GOAL OF THE EXERCISE: Pick every line with "cung" from the material below.

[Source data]
******

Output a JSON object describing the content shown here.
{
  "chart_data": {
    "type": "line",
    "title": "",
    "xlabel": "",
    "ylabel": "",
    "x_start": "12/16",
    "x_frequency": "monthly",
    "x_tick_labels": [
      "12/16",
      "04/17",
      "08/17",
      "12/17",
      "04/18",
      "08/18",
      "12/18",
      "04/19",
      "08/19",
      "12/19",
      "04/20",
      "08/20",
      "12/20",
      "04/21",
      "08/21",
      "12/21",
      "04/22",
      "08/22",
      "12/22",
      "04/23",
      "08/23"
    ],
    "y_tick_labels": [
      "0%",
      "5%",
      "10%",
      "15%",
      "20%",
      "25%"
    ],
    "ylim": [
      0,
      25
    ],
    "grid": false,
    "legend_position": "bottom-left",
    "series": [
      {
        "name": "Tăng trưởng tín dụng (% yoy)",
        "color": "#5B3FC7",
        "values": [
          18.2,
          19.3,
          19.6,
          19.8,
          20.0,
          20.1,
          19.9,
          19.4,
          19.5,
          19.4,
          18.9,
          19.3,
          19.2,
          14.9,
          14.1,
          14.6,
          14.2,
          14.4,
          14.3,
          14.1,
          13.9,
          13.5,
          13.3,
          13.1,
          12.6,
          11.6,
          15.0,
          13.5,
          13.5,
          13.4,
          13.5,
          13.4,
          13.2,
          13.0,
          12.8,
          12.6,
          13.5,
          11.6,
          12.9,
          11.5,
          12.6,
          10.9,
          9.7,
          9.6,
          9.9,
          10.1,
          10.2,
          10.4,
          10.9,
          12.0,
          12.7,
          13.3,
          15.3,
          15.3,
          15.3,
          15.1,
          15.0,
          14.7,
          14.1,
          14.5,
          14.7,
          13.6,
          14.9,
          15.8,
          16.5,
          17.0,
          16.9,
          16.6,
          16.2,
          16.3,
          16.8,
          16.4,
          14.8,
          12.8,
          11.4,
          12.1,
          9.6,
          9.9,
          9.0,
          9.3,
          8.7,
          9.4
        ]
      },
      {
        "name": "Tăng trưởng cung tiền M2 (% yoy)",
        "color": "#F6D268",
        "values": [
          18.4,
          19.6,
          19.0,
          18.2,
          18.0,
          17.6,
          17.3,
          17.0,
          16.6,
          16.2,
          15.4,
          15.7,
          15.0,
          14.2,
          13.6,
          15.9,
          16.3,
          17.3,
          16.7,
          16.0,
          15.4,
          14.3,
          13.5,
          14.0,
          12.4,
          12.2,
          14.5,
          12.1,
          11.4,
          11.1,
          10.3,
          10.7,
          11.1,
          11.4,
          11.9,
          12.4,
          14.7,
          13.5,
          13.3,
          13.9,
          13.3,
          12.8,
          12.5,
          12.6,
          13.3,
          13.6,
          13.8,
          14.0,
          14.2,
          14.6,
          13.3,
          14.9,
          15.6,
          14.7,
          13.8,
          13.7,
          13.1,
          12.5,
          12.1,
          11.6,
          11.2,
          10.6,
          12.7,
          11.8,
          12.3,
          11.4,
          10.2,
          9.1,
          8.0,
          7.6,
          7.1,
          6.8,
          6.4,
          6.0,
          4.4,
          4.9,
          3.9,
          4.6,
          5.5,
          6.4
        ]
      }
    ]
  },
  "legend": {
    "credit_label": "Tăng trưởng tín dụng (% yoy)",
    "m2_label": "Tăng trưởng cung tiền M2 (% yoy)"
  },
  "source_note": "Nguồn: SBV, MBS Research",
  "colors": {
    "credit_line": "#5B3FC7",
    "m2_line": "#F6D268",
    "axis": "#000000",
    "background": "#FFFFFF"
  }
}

******

ANSWER TO THE EXERCISE:
        "name": "Tăng trưởng cung tiền M2 (% yoy)",
    "m2_label": "Tăng trưởng cung tiền M2 (% yoy)"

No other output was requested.